Stated exercise:
Every record below should be written out exactly; pictures stay out.

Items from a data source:
------------------------

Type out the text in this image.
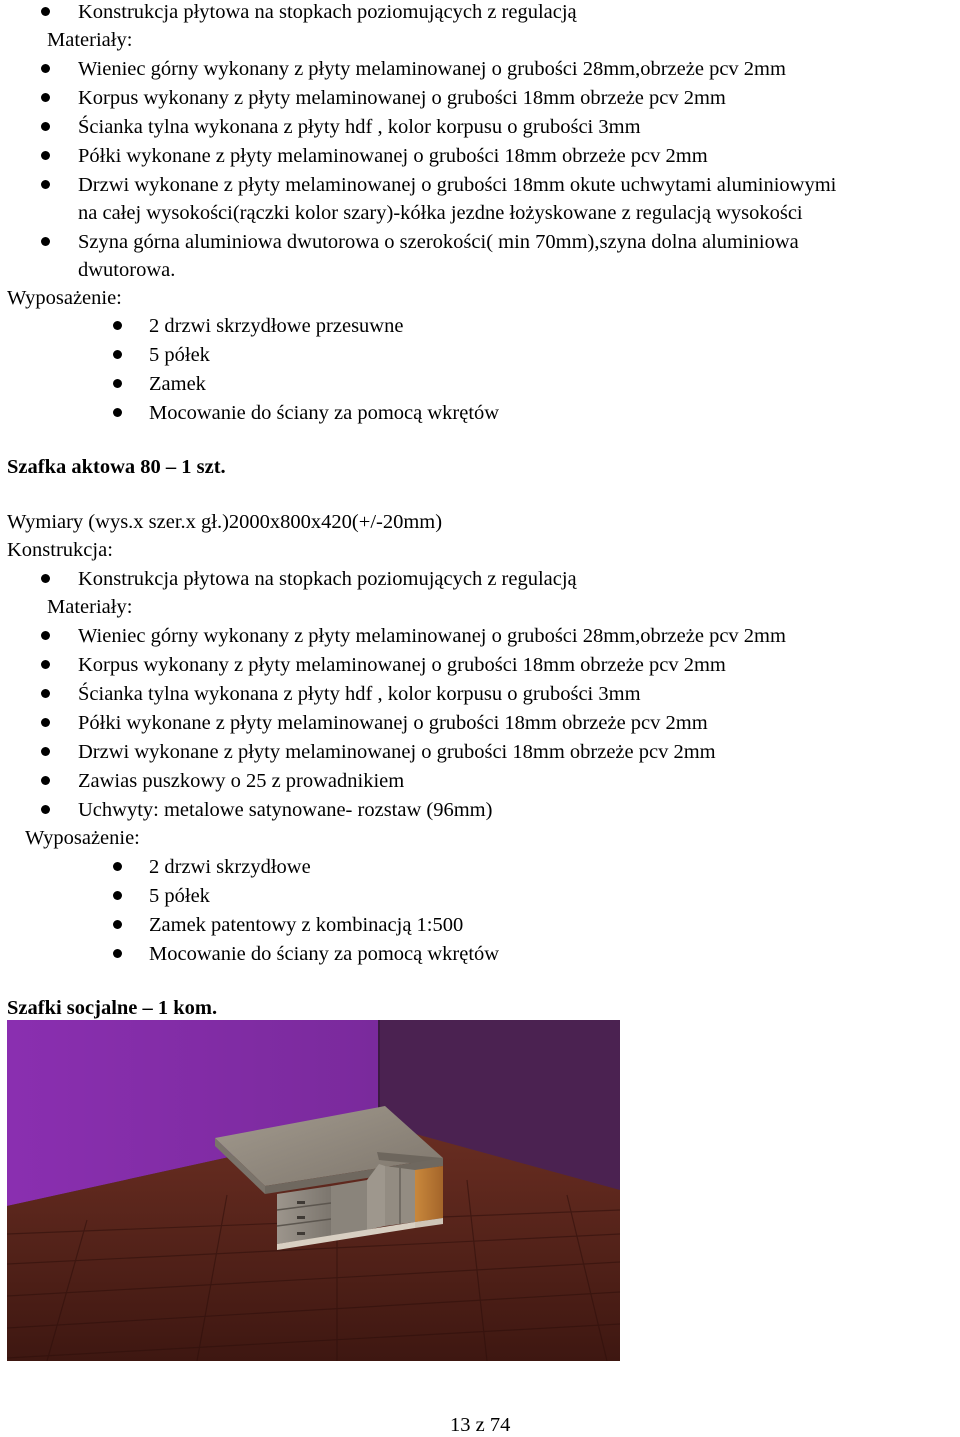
Konstrukcja płytowa na stopkach poziomujących z regulacją
Materiały:
Wieniec górny wykonany z płyty melaminowanej o grubości 28mm,obrzeże pcv 2mm
Korpus wykonany z płyty melaminowanej o grubości 18mm obrzeże pcv 2mm
Ścianka tylna wykonana z płyty hdf , kolor korpusu o grubości 3mm
Półki wykonane z płyty melaminowanej o grubości 18mm obrzeże pcv 2mm
Drzwi wykonane z płyty melaminowanej o grubości 18mm okute uchwytami aluminiowymi
na całej wysokości(rączki kolor szary)-kółka jezdne łożyskowane z regulacją wysokości
Szyna górna aluminiowa dwutorowa o szerokości( min 70mm),szyna dolna aluminiowa
dwutorowa.
Wyposażenie:
2 drzwi skrzydłowe przesuwne
5 półek
Zamek
Mocowanie do ściany za pomocą wkrętów
Szafka aktowa 80 – 1 szt.
Wymiary (wys.x szer.x gł.)2000x800x420(+/-20mm)
Konstrukcja:
Konstrukcja płytowa na stopkach poziomujących z regulacją
Materiały:
Wieniec górny wykonany z płyty melaminowanej o grubości 28mm,obrzeże pcv 2mm
Korpus wykonany z płyty melaminowanej o grubości 18mm obrzeże pcv 2mm
Ścianka tylna wykonana z płyty hdf , kolor korpusu o grubości 3mm
Półki wykonane z płyty melaminowanej o grubości 18mm obrzeże pcv 2mm
Drzwi wykonane z płyty melaminowanej o grubości 18mm obrzeże pcv 2mm
Zawias puszkowy o 25 z prowadnikiem
Uchwyty: metalowe satynowane- rozstaw (96mm)
Wyposażenie:
2 drzwi skrzydłowe
5 półek
Zamek patentowy z kombinacją 1:500
Mocowanie do ściany za pomocą wkrętów
Szafki socjalne – 1 kom.
13 z 74
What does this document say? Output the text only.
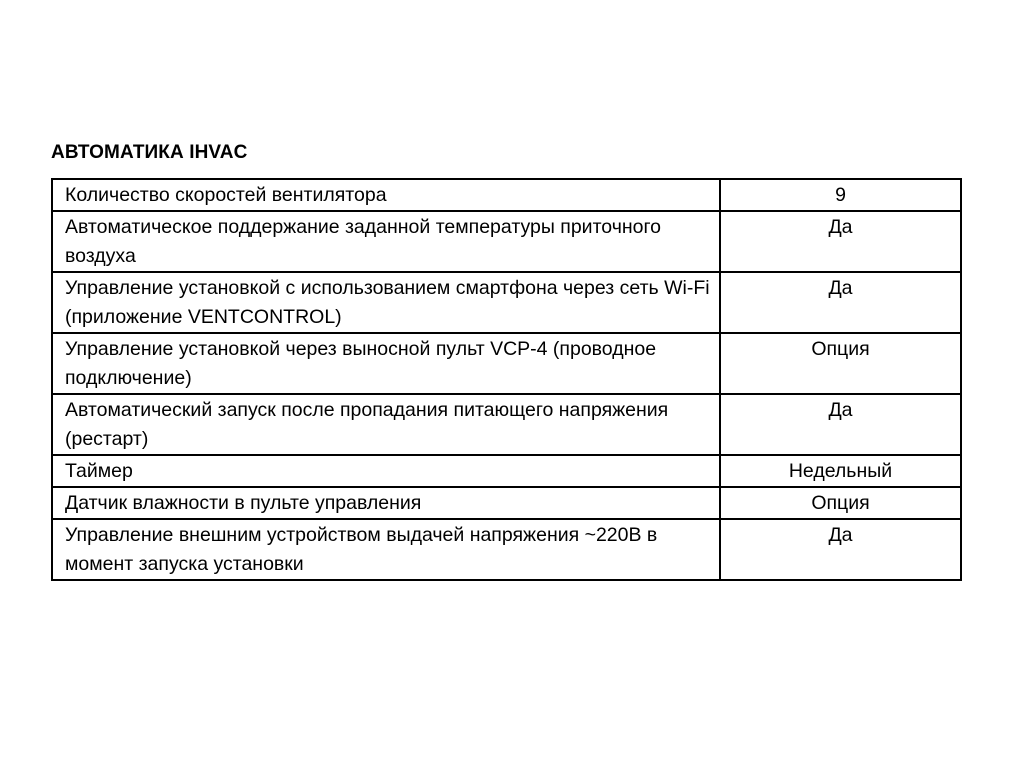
АВТОМАТИКА IHVAC
Количество скоростей вентилятора	9
Автоматическое поддержание заданной температуры приточного воздуха	Да
Управление установкой с использованием смартфона через сеть Wi-Fi (приложение VENTCONTROL)	Да
Управление установкой через выносной пульт VCP-4 (проводное подключение)	Опция
Автоматический запуск после пропадания питающего напряжения (рестарт)	Да
Таймер	Недельный
Датчик влажности в пульте управления	Опция
Управление внешним устройством выдачей напряжения ~220В в момент запуска установки	Да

------------------------

Solution:
Type out the text in this image.
Konstrukcja płytowa na stopkach poziomujących z regulacją
Materiały:
Wieniec górny wykonany z płyty melaminowanej o grubości 28mm,obrzeże pcv 2mm
Korpus wykonany z płyty melaminowanej o grubości 18mm obrzeże pcv 2mm
Ścianka tylna wykonana z płyty hdf , kolor korpusu o grubości 3mm
Półki wykonane z płyty melaminowanej o grubości 18mm obrzeże pcv 2mm
Drzwi wykonane z płyty melaminowanej o grubości 18mm okute uchwytami aluminiowymi
na całej wysokości(rączki kolor szary)-kółka jezdne łożyskowane z regulacją wysokości
Szyna górna aluminiowa dwutorowa o szerokości( min 70mm),szyna dolna aluminiowa
dwutorowa.
Wyposażenie:
2 drzwi skrzydłowe przesuwne
5 półek
Zamek
Mocowanie do ściany za pomocą wkrętów
Szafka aktowa 80 – 1 szt.
Wymiary (wys.x szer.x gł.)2000x800x420(+/-20mm)
Konstrukcja:
Konstrukcja płytowa na stopkach poziomujących z regulacją
Materiały:
Wieniec górny wykonany z płyty melaminowanej o grubości 28mm,obrzeże pcv 2mm
Korpus wykonany z płyty melaminowanej o grubości 18mm obrzeże pcv 2mm
Ścianka tylna wykonana z płyty hdf , kolor korpusu o grubości 3mm
Półki wykonane z płyty melaminowanej o grubości 18mm obrzeże pcv 2mm
Drzwi wykonane z płyty melaminowanej o grubości 18mm obrzeże pcv 2mm
Zawias puszkowy o 25 z prowadnikiem
Uchwyty: metalowe satynowane- rozstaw (96mm)
Wyposażenie:
2 drzwi skrzydłowe
5 półek
Zamek patentowy z kombinacją 1:500
Mocowanie do ściany za pomocą wkrętów
Szafki socjalne – 1 kom.
13 z 74
What does this document say? Output the text only.
АВТОМАТИКА IHVAC
Количество скоростей вентилятора	9
Автоматическое поддержание заданной температуры приточного воздуха	Да
Управление установкой с использованием смартфона через сеть Wi-Fi (приложение VENTCONTROL)	Да
Управление установкой через выносной пульт VCP-4 (проводное подключение)	Опция
Автоматический запуск после пропадания питающего напряжения (рестарт)	Да
Таймер	Недельный
Датчик влажности в пульте управления	Опция
Управление внешним устройством выдачей напряжения ~220В в момент запуска установки	Да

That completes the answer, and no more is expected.